### DIRECTIONS FOR THIS TASK
Using the data below, copy each line that includes the word "CEDIDO".

### DATA PROVIDED

········

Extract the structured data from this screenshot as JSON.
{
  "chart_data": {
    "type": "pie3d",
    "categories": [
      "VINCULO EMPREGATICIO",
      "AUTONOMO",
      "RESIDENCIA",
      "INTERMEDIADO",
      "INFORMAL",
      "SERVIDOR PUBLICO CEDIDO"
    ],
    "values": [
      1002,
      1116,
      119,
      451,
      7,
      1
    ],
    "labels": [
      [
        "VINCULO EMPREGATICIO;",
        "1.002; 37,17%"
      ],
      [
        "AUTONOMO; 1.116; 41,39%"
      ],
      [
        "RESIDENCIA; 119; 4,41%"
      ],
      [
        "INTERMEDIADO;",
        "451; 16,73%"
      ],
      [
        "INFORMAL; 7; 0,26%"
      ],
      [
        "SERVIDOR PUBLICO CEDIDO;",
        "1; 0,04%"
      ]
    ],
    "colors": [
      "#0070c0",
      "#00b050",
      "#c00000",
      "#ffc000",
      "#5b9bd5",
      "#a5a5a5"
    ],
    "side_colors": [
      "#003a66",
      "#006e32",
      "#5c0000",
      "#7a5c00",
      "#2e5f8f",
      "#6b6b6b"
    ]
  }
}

········

### RESULT FOR THIS TASK
      "SERVIDOR PUBLICO CEDIDO"
        "SERVIDOR PUBLICO CEDIDO;",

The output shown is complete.